> **Task brief**:
Take the line that contains "What data populates" and each line after it in the material below, and transcribe them exactly, stopping at the end.

> **Data excerpts**:
◇ ◇ ◇ ◇ ◇ ◇ ◇

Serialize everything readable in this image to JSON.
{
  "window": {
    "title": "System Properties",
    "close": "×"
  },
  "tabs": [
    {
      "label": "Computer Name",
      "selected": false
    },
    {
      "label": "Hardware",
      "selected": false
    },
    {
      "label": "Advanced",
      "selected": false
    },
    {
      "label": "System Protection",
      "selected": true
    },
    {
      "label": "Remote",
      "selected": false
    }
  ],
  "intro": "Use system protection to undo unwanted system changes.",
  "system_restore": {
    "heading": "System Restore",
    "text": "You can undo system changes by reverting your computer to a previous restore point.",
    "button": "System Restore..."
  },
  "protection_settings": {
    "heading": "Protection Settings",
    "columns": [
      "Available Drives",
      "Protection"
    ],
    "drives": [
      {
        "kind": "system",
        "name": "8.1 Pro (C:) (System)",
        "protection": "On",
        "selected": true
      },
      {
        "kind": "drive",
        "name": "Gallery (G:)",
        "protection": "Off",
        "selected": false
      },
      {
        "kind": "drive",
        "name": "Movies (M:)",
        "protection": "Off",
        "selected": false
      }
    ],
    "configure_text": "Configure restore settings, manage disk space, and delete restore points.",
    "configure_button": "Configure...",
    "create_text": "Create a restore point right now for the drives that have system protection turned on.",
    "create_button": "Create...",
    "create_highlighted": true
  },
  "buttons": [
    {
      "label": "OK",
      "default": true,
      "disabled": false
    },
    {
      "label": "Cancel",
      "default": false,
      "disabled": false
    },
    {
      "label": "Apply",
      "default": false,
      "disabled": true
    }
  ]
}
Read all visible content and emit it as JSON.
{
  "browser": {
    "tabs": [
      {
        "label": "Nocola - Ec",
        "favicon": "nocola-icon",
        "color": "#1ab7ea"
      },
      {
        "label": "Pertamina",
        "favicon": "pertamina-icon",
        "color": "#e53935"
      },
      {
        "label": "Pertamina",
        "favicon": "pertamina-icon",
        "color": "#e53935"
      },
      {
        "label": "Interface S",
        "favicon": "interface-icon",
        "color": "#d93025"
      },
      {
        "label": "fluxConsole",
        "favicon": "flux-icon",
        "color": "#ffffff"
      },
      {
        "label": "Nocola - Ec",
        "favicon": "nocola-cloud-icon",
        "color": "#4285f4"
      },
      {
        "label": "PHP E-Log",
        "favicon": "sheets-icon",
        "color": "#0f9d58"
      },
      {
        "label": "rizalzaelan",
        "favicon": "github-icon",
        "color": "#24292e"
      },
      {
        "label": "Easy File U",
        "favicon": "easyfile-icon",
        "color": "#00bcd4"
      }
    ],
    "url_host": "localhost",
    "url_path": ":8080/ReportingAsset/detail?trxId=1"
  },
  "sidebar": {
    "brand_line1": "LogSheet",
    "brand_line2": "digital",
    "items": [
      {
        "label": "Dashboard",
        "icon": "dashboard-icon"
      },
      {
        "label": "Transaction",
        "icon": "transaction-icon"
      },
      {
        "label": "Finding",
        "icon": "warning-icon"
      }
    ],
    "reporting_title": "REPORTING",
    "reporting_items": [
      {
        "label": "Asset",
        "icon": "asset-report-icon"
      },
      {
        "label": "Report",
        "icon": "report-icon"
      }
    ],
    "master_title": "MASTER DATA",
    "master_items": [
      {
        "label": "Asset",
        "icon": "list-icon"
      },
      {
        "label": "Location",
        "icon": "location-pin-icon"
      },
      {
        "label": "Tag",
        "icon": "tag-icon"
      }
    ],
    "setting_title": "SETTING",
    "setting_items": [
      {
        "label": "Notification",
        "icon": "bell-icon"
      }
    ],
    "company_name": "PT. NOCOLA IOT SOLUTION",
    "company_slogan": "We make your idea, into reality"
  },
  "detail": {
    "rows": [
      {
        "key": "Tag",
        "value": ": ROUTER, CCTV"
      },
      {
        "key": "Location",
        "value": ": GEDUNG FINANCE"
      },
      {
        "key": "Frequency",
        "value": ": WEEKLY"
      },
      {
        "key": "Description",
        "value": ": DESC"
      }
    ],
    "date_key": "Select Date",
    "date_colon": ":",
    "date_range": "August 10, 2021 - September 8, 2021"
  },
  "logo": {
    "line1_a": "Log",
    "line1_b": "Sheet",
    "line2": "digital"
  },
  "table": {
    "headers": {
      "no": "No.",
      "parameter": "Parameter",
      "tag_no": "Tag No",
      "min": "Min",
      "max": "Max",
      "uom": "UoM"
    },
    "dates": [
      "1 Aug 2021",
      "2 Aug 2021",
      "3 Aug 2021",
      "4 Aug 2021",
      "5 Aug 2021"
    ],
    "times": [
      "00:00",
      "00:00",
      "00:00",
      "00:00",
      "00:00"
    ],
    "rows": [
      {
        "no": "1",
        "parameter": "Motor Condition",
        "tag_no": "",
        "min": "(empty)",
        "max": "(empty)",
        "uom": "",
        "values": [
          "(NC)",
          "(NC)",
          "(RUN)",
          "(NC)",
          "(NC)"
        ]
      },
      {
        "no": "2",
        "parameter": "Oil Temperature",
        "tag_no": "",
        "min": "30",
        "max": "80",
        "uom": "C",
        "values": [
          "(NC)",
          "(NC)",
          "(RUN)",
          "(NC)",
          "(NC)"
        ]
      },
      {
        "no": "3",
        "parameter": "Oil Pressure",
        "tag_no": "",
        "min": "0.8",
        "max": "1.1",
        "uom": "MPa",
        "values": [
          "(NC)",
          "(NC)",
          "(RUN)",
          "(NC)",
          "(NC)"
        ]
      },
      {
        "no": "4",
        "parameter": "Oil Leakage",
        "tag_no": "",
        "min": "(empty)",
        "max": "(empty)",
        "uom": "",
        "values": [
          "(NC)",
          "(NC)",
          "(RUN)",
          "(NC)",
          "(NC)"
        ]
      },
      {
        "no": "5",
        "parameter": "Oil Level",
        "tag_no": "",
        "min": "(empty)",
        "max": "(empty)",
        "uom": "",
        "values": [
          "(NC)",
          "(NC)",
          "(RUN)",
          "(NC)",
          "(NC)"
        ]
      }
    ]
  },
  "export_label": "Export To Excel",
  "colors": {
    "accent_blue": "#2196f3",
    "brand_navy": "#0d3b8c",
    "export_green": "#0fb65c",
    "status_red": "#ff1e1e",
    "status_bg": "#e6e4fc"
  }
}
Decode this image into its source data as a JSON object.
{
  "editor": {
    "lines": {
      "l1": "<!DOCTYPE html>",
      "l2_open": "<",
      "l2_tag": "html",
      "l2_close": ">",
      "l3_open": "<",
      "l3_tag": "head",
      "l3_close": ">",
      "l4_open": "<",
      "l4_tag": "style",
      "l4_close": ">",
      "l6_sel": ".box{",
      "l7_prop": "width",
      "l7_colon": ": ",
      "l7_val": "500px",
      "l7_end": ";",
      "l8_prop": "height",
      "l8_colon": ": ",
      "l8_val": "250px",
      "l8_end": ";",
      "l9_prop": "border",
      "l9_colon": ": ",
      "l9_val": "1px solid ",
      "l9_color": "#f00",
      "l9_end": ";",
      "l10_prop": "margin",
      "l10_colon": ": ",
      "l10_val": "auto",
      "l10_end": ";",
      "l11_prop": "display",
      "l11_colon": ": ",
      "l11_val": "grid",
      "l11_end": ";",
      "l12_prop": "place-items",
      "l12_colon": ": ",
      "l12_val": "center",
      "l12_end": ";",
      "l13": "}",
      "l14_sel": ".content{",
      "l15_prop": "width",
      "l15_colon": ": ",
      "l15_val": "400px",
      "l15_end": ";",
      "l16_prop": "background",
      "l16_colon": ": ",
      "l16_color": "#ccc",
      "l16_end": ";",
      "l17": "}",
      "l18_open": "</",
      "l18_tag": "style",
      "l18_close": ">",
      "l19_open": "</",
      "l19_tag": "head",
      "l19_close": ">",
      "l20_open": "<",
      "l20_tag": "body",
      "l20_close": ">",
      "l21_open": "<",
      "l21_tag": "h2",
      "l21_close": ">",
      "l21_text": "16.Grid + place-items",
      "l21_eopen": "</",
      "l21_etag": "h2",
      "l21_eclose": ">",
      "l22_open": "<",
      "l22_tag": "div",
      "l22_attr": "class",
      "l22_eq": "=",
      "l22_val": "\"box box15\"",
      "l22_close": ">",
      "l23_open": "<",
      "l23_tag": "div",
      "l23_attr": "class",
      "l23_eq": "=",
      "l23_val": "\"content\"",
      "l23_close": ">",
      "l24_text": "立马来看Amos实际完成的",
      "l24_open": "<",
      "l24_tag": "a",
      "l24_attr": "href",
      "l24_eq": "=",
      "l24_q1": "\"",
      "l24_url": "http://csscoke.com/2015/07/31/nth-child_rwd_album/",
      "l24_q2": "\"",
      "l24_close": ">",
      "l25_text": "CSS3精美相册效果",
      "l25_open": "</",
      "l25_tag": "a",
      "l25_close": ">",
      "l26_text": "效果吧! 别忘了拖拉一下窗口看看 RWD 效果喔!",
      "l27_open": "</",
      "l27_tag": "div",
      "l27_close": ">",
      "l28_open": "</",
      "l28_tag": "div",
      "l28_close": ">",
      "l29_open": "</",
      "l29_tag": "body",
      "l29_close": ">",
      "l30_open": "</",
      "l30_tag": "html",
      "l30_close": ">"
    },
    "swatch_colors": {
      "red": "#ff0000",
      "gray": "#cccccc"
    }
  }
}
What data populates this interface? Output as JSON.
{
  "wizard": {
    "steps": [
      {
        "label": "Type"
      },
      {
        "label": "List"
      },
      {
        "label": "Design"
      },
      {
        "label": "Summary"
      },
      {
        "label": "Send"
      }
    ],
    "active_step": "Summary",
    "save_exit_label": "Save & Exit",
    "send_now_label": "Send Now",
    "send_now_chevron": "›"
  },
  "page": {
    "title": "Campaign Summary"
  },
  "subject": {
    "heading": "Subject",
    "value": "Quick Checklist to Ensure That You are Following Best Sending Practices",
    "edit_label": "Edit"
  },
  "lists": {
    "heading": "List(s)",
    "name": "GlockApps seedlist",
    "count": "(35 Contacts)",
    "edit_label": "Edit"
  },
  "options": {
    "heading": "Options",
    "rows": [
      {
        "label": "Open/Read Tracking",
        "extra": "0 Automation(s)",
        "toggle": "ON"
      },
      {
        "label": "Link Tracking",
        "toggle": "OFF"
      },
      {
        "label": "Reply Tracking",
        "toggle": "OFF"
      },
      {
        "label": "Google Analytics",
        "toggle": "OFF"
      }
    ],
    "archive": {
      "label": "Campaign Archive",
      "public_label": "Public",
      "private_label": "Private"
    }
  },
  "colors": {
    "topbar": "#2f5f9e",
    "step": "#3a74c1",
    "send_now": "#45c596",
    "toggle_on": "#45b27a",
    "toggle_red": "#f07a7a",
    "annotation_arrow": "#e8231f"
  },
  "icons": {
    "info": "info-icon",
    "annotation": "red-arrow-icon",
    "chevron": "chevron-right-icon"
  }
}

◇ ◇ ◇ ◇ ◇ ◇ ◇

> **Written solution**:
What data populates this interface? Output as JSON.
{
  "wizard": {
    "steps": [
      {
        "label": "Type"
      },
      {
        "label": "List"
      },
      {
        "label": "Design"
      },
      {
        "label": "Summary"
      },
      {
        "label": "Send"
      }
    ],
    "active_step": "Summary",
    "save_exit_label": "Save & Exit",
    "send_now_label": "Send Now",
    "send_now_chevron": "›"
  },
  "page": {
    "title": "Campaign Summary"
  },
  "subject": {
    "heading": "Subject",
    "value": "Quick Checklist to Ensure That You are Following Best Sending Practices",
    "edit_label": "Edit"
  },
  "lists": {
    "heading": "List(s)",
    "name": "GlockApps seedlist",
    "count": "(35 Contacts)",
    "edit_label": "Edit"
  },
  "options": {
    "heading": "Options",
    "rows": [
      {
        "label": "Open/Read Tracking",
        "extra": "0 Automation(s)",
        "toggle": "ON"
      },
      {
        "label": "Link Tracking",
        "toggle": "OFF"
      },
      {
        "label": "Reply Tracking",
        "toggle": "OFF"
      },
      {
        "label": "Google Analytics",
        "toggle": "OFF"
      }
    ],
    "archive": {
      "label": "Campaign Archive",
      "public_label": "Public",
      "private_label": "Private"
    }
  },
  "colors": {
    "topbar": "#2f5f9e",
    "step": "#3a74c1",
    "send_now": "#45c596",
    "toggle_on": "#45b27a",
    "toggle_red": "#f07a7a",
    "annotation_arrow": "#e8231f"
  },
  "icons": {
    "info": "info-icon",
    "annotation": "red-arrow-icon",
    "chevron": "chevron-right-icon"
  }
}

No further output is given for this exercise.